* **WHAT YOU ARE ASKED TO DO**
Give the rows again from the first line through the line that contains "bar-ocean-fisheries — [365, 532, 376, 544]", replacing "bar-river-mouth" with "bar-estuary" and leaving everything else unchanged. Write only those lines.

= = =

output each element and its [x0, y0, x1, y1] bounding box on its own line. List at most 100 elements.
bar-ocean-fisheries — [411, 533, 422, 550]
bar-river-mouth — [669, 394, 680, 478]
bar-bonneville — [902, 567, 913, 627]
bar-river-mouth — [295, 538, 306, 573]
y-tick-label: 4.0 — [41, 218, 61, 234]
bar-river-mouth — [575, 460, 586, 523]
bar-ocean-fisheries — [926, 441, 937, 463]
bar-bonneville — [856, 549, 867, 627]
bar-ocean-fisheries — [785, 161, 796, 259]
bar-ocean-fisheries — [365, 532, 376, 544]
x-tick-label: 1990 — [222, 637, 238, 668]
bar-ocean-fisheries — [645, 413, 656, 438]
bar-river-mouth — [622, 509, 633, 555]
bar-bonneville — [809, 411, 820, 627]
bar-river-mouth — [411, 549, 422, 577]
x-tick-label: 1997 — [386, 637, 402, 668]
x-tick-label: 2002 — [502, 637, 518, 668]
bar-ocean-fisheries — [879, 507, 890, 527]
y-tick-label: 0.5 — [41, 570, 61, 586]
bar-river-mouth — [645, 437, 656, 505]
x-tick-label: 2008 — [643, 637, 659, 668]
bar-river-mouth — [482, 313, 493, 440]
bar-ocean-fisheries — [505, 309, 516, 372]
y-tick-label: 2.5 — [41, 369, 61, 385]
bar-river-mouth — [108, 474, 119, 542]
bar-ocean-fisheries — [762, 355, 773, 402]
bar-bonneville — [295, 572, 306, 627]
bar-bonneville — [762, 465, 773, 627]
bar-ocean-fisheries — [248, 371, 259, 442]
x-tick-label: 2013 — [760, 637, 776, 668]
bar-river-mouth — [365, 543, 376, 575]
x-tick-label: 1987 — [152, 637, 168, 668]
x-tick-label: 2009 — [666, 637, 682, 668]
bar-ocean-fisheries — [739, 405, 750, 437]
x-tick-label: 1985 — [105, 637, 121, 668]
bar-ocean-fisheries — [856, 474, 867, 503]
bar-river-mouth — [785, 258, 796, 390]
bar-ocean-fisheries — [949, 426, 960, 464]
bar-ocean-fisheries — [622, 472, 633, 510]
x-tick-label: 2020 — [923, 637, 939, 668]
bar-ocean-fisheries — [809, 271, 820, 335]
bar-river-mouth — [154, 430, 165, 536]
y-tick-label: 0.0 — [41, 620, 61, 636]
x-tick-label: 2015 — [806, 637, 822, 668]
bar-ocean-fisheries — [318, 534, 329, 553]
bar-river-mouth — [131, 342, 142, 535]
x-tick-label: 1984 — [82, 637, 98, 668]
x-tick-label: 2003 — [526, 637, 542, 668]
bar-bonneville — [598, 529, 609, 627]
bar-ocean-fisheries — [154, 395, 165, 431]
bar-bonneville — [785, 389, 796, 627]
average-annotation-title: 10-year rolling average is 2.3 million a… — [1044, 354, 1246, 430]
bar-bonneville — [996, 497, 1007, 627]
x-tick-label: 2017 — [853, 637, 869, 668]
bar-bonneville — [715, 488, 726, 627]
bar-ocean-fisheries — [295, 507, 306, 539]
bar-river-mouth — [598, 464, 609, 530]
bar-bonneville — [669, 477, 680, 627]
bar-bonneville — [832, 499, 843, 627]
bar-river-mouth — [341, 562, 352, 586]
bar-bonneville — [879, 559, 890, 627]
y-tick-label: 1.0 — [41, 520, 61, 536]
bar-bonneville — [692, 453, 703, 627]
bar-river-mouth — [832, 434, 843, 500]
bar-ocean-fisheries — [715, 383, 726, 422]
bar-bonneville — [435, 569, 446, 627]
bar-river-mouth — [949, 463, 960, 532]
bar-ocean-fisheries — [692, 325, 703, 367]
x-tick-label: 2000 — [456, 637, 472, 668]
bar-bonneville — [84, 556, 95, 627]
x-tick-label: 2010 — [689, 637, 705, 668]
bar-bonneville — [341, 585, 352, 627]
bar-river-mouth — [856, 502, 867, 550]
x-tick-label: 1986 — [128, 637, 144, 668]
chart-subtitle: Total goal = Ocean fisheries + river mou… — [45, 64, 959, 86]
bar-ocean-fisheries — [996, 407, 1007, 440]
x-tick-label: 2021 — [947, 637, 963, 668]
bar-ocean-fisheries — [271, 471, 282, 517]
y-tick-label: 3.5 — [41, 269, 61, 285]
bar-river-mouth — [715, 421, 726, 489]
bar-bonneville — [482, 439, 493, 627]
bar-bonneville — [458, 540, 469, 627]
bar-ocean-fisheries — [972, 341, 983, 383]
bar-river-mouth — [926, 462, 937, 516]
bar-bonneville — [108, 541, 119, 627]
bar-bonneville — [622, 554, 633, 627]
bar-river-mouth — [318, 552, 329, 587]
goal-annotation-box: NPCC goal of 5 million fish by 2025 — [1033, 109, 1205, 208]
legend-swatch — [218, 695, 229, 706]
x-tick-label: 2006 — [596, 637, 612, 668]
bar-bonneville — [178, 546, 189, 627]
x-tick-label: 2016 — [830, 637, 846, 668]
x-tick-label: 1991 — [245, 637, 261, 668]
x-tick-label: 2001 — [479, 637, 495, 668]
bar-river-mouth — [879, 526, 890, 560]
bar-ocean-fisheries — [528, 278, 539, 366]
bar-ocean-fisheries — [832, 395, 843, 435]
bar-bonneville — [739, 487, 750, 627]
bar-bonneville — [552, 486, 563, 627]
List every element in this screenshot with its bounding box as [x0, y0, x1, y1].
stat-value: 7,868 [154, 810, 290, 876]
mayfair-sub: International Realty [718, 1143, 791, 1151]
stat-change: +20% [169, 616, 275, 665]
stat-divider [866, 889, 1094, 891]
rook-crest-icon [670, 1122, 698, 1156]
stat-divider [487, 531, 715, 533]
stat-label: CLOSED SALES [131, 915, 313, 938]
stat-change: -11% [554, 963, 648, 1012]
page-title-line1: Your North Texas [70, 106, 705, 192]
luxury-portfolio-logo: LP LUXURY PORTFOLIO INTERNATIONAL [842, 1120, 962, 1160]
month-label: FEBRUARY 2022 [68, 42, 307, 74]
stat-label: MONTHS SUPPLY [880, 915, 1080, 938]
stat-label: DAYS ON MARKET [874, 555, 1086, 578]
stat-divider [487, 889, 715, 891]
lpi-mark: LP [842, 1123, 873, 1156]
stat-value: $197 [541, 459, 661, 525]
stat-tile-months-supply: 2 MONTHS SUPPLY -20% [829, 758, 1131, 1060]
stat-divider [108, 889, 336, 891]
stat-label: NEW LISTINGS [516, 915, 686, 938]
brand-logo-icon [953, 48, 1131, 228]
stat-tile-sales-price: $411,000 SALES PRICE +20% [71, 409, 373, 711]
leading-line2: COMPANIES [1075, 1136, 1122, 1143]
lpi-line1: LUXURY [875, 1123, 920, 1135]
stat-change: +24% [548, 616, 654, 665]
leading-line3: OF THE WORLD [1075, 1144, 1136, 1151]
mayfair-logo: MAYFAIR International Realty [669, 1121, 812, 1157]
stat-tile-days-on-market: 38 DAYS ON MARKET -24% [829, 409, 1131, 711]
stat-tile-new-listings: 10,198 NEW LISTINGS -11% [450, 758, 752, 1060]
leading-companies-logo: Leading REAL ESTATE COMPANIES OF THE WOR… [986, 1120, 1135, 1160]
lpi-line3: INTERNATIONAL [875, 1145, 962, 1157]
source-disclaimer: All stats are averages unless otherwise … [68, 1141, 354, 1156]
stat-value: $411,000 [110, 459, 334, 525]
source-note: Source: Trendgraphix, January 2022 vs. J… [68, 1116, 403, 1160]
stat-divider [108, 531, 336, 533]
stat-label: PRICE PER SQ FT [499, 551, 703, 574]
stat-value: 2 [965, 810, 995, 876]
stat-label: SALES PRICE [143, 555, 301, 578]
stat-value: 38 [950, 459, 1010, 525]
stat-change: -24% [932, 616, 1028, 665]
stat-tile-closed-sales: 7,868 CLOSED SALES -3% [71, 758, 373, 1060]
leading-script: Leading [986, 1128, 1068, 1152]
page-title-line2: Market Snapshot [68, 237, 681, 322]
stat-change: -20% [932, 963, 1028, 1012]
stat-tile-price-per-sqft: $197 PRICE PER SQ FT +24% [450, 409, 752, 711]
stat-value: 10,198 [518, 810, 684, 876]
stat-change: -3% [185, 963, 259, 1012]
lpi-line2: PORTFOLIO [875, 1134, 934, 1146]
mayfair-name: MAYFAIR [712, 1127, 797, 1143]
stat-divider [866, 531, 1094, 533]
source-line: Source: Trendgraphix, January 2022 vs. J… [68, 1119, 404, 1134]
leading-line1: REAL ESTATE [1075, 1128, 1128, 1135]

= = =

* **PROBLEM SOLUTION**
output each element and its [x0, y0, x1, y1] bounding box on its own line. List at most 100 elements.
bar-ocean-fisheries — [411, 533, 422, 550]
bar-estuary — [669, 394, 680, 478]
bar-bonneville — [902, 567, 913, 627]
bar-estuary — [295, 538, 306, 573]
y-tick-label: 4.0 — [41, 218, 61, 234]
bar-estuary — [575, 460, 586, 523]
bar-ocean-fisheries — [926, 441, 937, 463]
bar-bonneville — [856, 549, 867, 627]
bar-ocean-fisheries — [785, 161, 796, 259]
bar-ocean-fisheries — [365, 532, 376, 544]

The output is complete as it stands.